[Dataset content start]

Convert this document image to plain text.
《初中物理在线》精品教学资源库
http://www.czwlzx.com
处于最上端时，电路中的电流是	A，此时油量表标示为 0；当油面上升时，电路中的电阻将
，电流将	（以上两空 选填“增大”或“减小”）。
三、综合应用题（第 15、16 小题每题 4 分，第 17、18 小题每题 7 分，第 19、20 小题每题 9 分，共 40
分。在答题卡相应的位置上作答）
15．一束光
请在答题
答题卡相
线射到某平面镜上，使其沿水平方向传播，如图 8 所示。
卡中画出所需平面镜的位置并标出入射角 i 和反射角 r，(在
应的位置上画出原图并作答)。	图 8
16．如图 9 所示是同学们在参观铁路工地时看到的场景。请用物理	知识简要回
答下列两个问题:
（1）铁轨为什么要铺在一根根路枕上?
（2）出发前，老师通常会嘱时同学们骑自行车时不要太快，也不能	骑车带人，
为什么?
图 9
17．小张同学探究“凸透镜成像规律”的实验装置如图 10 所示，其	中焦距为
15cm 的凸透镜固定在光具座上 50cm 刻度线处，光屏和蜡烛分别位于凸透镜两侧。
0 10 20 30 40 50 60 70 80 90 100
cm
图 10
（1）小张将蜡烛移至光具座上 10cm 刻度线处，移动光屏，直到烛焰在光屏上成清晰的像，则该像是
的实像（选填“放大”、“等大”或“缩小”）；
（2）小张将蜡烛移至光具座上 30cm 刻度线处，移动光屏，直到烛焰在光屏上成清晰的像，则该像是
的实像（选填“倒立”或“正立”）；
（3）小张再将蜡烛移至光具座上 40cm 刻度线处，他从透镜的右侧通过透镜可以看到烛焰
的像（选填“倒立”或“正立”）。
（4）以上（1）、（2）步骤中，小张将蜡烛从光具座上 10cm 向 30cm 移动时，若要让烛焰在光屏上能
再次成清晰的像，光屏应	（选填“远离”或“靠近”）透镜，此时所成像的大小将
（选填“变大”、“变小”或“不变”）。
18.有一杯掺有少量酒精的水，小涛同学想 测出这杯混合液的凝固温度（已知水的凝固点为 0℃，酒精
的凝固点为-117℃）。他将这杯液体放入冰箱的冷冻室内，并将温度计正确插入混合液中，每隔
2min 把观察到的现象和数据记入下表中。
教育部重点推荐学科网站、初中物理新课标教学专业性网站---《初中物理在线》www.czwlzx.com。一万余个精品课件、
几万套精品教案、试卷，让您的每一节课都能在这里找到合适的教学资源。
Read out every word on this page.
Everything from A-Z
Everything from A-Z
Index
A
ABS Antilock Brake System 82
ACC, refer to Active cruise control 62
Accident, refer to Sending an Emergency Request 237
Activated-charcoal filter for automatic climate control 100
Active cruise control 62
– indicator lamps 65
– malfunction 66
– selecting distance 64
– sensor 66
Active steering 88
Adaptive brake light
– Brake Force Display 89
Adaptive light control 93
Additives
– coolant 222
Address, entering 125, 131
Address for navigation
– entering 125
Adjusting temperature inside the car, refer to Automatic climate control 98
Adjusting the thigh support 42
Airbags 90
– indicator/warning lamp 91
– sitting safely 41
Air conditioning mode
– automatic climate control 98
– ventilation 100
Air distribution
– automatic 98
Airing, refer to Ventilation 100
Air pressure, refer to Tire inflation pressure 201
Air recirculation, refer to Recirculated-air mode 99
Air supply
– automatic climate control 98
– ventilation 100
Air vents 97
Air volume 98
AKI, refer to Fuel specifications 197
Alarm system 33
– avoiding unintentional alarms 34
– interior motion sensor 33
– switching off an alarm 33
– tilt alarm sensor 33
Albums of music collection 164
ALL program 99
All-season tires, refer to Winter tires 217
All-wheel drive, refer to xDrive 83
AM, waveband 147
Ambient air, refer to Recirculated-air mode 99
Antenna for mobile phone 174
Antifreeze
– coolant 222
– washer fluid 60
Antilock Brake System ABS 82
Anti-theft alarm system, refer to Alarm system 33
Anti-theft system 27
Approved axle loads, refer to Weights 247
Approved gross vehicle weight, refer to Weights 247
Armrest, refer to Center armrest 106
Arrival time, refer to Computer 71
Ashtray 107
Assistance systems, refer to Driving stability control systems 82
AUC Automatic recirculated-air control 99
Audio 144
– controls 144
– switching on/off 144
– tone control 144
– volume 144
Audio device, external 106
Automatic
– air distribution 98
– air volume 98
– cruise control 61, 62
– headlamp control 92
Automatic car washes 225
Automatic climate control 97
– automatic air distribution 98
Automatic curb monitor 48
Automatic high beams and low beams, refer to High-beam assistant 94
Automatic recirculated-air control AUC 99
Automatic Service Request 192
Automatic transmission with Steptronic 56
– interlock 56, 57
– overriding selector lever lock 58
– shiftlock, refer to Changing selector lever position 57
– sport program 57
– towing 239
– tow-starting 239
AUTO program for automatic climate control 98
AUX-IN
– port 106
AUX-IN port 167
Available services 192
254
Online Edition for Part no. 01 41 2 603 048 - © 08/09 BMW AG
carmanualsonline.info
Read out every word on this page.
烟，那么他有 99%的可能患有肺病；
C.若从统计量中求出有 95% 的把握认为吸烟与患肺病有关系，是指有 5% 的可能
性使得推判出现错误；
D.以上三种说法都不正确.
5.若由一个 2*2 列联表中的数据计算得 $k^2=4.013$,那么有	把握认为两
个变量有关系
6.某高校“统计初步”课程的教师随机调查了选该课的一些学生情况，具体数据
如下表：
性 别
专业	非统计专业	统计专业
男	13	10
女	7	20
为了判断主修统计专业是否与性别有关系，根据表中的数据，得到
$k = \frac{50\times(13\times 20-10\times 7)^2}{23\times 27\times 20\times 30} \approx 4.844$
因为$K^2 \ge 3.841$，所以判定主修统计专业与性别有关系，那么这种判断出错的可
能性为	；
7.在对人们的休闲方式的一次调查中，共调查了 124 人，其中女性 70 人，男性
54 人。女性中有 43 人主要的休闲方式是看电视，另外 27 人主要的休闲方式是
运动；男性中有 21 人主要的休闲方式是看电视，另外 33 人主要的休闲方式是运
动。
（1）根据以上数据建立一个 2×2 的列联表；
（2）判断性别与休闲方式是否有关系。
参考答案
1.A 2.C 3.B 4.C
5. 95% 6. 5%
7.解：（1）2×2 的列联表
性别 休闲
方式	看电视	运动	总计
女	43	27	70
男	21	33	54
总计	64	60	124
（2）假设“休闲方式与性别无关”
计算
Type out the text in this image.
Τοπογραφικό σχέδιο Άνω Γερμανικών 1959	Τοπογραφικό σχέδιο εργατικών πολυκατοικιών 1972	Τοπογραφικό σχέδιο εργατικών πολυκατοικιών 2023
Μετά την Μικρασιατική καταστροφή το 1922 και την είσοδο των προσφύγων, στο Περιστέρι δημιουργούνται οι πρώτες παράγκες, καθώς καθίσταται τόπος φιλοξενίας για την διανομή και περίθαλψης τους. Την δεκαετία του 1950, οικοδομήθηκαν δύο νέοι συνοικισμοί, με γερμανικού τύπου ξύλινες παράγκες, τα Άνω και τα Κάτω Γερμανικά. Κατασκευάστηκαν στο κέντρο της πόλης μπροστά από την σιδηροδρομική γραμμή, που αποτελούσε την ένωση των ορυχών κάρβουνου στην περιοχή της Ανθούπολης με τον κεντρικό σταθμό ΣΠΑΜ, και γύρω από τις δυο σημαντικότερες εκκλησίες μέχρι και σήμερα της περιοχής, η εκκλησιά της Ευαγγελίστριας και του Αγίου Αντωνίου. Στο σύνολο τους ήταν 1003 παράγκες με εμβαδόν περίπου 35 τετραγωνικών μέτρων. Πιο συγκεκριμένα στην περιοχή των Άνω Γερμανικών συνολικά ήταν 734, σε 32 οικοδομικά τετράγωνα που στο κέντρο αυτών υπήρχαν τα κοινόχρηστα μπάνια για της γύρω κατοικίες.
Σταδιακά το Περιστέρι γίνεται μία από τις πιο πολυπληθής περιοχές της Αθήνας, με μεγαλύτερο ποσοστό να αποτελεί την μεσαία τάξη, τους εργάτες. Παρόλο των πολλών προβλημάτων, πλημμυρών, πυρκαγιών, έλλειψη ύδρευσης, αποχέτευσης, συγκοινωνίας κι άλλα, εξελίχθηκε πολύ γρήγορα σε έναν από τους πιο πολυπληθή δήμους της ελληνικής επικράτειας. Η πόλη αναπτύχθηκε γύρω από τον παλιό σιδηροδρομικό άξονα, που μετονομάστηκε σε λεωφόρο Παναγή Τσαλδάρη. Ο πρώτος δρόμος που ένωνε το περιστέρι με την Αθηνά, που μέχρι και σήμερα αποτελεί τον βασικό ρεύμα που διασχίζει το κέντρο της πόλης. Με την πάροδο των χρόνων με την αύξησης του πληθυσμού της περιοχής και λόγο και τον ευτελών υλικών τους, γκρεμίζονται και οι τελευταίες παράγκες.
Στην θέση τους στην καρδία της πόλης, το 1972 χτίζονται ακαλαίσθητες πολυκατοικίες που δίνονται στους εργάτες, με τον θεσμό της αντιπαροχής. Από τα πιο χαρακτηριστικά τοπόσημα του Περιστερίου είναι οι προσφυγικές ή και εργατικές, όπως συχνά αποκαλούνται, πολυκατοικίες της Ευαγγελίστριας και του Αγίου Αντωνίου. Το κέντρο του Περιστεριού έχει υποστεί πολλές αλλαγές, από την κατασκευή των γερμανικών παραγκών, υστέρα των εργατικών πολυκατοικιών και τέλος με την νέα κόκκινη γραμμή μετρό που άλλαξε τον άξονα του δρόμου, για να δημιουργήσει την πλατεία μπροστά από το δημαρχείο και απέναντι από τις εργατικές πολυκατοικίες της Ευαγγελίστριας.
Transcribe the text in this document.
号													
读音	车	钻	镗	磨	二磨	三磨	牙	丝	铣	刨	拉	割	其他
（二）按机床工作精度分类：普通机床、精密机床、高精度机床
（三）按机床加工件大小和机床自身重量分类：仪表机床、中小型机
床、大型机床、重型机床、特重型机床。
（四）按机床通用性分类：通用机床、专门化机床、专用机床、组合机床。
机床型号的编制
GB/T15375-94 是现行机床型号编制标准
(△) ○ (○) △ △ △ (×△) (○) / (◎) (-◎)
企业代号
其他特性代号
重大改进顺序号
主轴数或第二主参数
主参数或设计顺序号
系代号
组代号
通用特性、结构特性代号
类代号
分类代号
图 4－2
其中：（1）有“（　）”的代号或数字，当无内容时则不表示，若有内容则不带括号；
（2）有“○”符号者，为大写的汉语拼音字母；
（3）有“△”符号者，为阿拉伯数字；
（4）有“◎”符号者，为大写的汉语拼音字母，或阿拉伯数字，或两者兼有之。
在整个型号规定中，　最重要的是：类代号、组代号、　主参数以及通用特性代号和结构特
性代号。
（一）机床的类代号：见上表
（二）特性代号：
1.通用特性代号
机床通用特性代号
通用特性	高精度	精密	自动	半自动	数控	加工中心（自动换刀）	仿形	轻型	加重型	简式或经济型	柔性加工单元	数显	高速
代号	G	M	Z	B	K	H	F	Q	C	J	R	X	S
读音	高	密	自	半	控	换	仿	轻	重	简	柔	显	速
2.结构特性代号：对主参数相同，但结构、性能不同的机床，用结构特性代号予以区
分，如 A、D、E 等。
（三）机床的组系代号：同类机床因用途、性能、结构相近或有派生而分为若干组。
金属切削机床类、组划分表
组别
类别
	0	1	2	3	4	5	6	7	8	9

[Dataset content end]

Which lines above contain "volume"? Show each of them.

= Solution =
Air volume 98
– volume 144
– air volume 98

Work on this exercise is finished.